### EXERCISE AIM
How many lines in this material include the string "niet"? Answer with the number and nothing further.

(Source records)
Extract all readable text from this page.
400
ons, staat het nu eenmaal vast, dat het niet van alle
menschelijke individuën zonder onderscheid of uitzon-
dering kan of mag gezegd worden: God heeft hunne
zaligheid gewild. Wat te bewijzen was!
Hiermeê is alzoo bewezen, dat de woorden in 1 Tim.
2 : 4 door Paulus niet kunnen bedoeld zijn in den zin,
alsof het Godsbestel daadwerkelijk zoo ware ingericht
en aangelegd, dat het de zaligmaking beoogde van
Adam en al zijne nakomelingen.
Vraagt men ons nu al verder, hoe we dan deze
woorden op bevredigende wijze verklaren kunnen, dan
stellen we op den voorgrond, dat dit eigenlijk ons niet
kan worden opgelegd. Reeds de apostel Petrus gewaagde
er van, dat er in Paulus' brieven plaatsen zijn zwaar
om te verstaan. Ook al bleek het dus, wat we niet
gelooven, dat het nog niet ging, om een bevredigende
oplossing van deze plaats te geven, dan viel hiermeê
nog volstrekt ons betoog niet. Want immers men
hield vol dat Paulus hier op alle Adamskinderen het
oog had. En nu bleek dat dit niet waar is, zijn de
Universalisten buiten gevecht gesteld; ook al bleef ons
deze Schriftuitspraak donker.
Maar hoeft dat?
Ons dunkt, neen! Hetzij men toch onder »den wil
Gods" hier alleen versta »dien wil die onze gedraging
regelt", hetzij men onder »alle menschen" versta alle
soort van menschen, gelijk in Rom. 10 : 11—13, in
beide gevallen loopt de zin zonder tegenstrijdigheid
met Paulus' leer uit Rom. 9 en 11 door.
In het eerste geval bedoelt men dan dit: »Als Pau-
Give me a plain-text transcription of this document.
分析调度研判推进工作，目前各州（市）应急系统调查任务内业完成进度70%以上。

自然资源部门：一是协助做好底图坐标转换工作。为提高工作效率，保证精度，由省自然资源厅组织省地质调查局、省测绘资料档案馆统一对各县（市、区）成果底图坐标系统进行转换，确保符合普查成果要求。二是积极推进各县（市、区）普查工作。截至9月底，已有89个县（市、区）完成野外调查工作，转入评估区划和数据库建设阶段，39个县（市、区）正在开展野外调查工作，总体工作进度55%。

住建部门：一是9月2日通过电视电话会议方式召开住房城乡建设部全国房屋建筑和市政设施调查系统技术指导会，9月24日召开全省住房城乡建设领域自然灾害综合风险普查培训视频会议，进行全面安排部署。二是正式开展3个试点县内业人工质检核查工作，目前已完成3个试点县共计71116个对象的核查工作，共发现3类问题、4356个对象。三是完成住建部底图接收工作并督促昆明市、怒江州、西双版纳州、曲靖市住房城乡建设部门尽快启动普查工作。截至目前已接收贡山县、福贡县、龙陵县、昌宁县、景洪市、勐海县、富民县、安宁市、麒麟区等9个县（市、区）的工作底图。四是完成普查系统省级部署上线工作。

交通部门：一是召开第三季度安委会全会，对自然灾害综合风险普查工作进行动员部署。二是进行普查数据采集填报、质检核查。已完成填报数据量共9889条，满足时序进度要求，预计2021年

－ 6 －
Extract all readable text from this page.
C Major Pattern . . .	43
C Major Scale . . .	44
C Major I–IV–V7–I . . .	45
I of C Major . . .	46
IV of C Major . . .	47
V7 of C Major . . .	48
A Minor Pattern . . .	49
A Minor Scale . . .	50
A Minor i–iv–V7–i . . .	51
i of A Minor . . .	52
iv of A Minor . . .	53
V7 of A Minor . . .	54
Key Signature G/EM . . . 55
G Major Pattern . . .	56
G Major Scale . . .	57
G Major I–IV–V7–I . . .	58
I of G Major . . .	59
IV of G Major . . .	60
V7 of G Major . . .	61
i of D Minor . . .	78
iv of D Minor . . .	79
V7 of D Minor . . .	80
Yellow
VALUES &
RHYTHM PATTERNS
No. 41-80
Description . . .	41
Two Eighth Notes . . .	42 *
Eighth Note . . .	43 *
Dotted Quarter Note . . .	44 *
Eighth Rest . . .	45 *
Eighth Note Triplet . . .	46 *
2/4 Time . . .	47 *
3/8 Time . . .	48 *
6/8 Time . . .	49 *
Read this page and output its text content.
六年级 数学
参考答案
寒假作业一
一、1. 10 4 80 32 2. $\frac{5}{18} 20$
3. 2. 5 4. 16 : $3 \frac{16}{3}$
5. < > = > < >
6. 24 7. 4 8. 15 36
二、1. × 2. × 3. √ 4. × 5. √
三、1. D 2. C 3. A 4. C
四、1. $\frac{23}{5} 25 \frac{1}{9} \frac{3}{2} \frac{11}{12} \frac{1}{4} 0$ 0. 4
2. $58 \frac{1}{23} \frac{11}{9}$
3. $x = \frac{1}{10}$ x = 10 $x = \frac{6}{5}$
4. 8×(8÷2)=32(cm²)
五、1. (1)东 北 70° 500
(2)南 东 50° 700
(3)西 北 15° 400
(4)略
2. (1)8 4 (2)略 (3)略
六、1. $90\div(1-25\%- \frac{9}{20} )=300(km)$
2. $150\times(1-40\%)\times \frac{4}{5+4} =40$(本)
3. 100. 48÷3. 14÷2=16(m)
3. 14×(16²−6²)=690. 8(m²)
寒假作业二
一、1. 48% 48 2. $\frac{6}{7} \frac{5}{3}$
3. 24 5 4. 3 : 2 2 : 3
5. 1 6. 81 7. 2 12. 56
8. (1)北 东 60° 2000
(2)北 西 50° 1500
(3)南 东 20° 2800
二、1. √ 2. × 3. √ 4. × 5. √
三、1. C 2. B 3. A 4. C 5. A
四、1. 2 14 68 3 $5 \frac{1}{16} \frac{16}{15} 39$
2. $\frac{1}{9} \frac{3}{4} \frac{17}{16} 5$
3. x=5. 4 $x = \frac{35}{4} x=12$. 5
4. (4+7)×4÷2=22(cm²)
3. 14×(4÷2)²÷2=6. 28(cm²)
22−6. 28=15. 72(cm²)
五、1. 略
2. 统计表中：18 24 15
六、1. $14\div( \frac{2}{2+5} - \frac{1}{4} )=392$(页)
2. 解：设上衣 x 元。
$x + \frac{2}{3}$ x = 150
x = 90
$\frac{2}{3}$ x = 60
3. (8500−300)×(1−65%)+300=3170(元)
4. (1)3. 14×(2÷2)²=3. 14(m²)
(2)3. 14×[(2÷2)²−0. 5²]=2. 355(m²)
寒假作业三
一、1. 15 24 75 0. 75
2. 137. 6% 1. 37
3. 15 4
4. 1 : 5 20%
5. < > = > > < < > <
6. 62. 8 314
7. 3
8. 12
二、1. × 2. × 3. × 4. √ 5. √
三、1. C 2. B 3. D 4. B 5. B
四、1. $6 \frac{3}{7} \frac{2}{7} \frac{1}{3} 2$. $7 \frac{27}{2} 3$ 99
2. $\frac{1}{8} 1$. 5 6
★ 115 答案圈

### CORRECT ANSWER
7